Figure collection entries
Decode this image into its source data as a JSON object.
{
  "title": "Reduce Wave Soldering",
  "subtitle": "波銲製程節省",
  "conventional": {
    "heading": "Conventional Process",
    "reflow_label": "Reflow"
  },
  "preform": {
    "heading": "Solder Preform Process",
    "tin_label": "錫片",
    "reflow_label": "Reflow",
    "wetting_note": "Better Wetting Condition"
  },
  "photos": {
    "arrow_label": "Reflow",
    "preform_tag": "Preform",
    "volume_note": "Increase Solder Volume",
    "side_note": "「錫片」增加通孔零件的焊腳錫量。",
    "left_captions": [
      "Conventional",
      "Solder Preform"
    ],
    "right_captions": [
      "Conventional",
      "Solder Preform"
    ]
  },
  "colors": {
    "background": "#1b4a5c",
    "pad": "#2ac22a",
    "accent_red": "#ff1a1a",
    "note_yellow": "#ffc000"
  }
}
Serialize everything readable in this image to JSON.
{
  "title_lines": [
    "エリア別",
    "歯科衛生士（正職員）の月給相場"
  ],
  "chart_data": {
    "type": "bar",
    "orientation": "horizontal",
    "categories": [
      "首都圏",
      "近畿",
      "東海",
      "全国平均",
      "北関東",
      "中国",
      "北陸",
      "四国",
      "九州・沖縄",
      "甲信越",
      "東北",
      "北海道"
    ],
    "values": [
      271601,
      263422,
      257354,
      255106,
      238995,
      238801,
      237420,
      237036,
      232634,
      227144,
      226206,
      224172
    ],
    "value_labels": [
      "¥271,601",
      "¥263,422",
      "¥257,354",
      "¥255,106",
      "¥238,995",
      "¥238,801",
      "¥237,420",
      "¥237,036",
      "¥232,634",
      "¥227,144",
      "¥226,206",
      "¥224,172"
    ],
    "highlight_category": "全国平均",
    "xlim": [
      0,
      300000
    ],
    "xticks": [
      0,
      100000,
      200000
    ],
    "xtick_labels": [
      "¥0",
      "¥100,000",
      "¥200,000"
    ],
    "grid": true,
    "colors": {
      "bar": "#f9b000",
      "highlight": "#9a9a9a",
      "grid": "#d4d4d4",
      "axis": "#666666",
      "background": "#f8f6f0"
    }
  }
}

→ **PROBLEM TO SOLVE**:
Give the material above again, word for word.

→ **SOLUTION TO THIS EXERCISE**:
Decode this image into its source data as a JSON object.
{
  "title": "Reduce Wave Soldering",
  "subtitle": "波銲製程節省",
  "conventional": {
    "heading": "Conventional Process",
    "reflow_label": "Reflow"
  },
  "preform": {
    "heading": "Solder Preform Process",
    "tin_label": "錫片",
    "reflow_label": "Reflow",
    "wetting_note": "Better Wetting Condition"
  },
  "photos": {
    "arrow_label": "Reflow",
    "preform_tag": "Preform",
    "volume_note": "Increase Solder Volume",
    "side_note": "「錫片」增加通孔零件的焊腳錫量。",
    "left_captions": [
      "Conventional",
      "Solder Preform"
    ],
    "right_captions": [
      "Conventional",
      "Solder Preform"
    ]
  },
  "colors": {
    "background": "#1b4a5c",
    "pad": "#2ac22a",
    "accent_red": "#ff1a1a",
    "note_yellow": "#ffc000"
  }
}
Serialize everything readable in this image to JSON.
{
  "title_lines": [
    "エリア別",
    "歯科衛生士（正職員）の月給相場"
  ],
  "chart_data": {
    "type": "bar",
    "orientation": "horizontal",
    "categories": [
      "首都圏",
      "近畿",
      "東海",
      "全国平均",
      "北関東",
      "中国",
      "北陸",
      "四国",
      "九州・沖縄",
      "甲信越",
      "東北",
      "北海道"
    ],
    "values": [
      271601,
      263422,
      257354,
      255106,
      238995,
      238801,
      237420,
      237036,
      232634,
      227144,
      226206,
      224172
    ],
    "value_labels": [
      "¥271,601",
      "¥263,422",
      "¥257,354",
      "¥255,106",
      "¥238,995",
      "¥238,801",
      "¥237,420",
      "¥237,036",
      "¥232,634",
      "¥227,144",
      "¥226,206",
      "¥224,172"
    ],
    "highlight_category": "全国平均",
    "xlim": [
      0,
      300000
    ],
    "xticks": [
      0,
      100000,
      200000
    ],
    "xtick_labels": [
      "¥0",
      "¥100,000",
      "¥200,000"
    ],
    "grid": true,
    "colors": {
      "bar": "#f9b000",
      "highlight": "#9a9a9a",
      "grid": "#d4d4d4",
      "axis": "#666666",
      "background": "#f8f6f0"
    }
  }
}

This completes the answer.